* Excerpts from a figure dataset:

==============================

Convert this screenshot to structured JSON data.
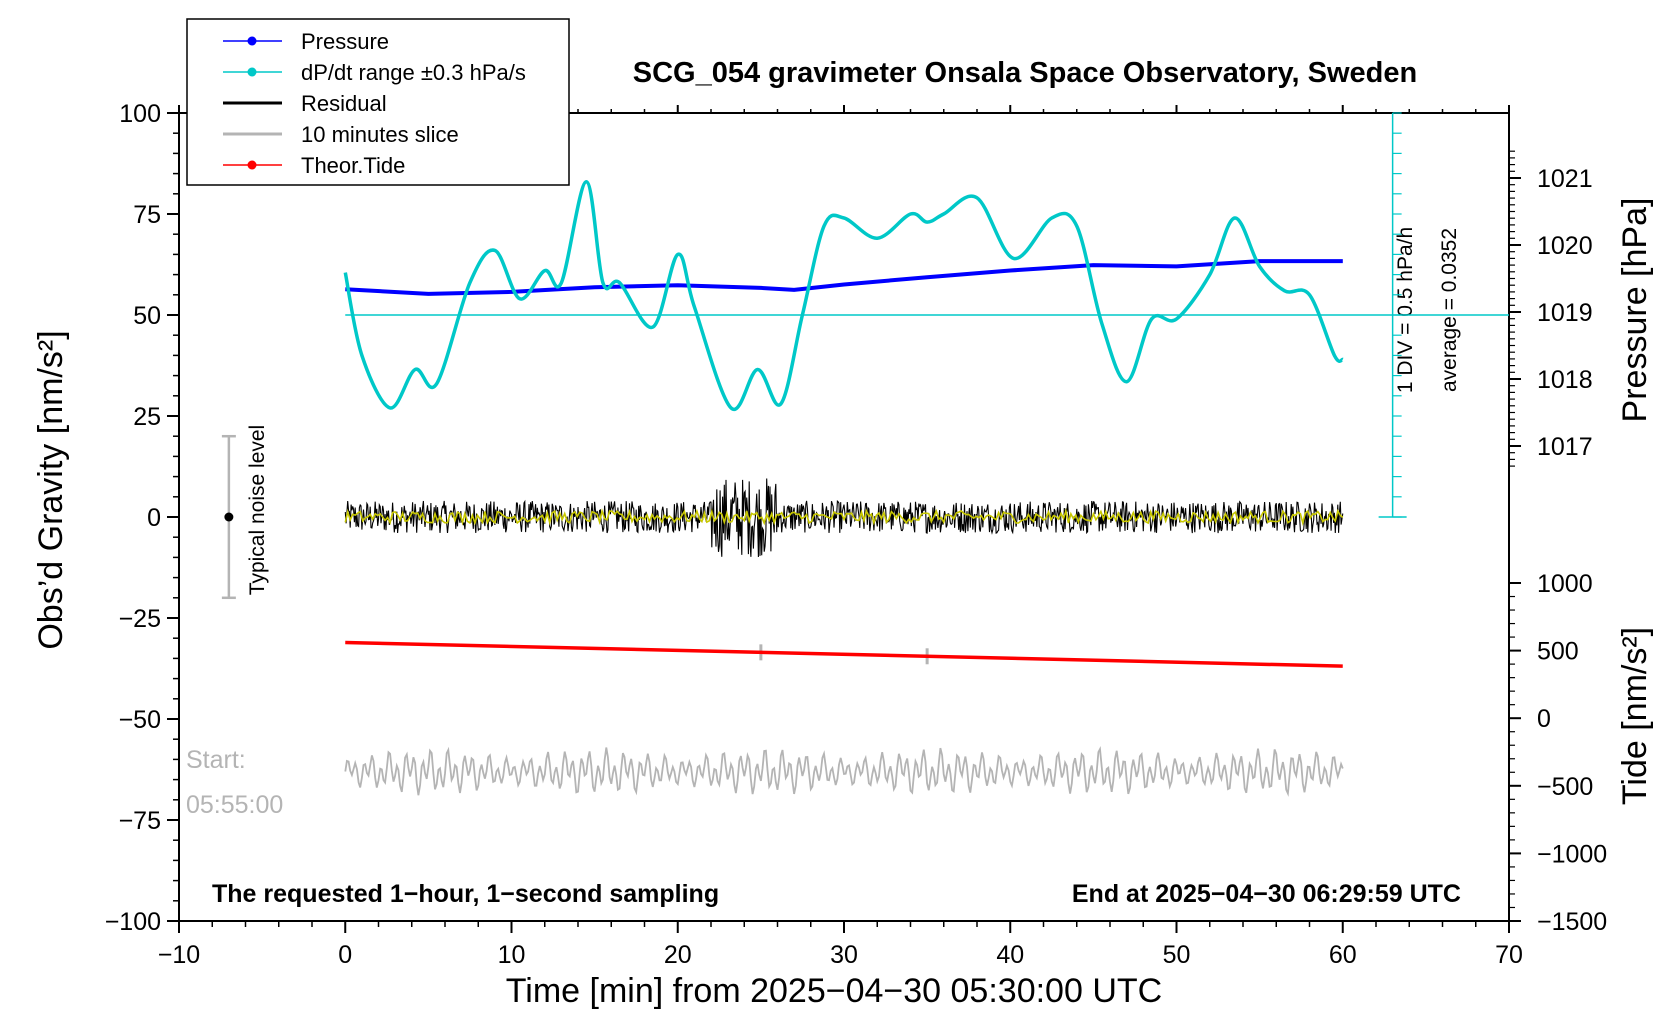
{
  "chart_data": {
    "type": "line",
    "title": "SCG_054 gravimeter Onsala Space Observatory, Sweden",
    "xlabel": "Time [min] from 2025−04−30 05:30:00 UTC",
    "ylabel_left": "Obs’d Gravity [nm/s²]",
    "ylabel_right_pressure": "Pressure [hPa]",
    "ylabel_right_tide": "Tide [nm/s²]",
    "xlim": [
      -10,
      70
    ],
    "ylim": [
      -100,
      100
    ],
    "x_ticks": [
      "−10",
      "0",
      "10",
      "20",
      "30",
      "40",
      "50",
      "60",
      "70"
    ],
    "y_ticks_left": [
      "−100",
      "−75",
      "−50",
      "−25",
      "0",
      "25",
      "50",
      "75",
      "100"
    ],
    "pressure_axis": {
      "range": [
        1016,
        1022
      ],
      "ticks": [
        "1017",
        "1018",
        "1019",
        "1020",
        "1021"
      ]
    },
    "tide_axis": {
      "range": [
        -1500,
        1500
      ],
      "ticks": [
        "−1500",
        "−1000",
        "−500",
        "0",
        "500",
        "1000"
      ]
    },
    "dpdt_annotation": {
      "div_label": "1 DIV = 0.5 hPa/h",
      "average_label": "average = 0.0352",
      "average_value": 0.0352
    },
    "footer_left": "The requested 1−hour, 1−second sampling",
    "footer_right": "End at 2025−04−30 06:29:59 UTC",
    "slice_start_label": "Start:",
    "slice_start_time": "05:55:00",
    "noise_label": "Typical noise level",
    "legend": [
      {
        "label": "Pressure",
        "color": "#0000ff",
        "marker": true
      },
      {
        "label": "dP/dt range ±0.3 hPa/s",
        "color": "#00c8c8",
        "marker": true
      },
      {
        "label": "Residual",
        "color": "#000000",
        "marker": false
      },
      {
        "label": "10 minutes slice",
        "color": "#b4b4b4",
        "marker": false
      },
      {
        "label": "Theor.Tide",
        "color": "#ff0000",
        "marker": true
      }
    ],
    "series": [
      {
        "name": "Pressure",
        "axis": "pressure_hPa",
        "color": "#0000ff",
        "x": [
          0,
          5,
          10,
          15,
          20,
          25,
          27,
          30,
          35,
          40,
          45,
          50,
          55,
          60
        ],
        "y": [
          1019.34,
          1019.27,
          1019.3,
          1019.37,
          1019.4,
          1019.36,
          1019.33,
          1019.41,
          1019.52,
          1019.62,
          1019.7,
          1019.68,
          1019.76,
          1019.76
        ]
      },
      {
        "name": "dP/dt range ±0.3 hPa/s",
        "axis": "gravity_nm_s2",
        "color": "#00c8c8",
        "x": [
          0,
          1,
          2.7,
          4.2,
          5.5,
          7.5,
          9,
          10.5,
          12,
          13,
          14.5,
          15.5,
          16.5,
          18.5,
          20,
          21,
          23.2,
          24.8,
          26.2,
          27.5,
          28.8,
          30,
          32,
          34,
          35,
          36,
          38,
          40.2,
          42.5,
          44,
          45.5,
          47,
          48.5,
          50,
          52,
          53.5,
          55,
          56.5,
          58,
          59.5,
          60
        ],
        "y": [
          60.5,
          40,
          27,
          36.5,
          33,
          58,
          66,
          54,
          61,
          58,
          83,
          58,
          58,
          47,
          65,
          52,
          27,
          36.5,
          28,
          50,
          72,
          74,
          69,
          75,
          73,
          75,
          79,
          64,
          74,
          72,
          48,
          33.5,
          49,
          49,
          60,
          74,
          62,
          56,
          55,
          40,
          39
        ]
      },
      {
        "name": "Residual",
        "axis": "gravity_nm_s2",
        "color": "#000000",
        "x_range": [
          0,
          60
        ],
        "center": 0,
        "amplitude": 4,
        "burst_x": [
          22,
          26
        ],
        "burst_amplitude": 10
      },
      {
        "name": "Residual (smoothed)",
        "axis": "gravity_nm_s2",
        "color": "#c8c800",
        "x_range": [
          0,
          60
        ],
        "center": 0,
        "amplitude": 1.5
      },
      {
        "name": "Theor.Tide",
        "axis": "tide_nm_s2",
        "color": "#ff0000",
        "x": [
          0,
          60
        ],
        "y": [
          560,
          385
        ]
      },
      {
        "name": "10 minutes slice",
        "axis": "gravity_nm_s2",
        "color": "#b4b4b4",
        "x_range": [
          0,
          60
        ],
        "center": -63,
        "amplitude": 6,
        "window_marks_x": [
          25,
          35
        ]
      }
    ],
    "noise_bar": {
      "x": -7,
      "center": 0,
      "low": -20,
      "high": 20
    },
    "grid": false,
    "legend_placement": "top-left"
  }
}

==============================

* TASK TO CARRY OUT:
Reply with nothing but the number of lines that contain the word "name".

* RESULT OF THE TASK:
6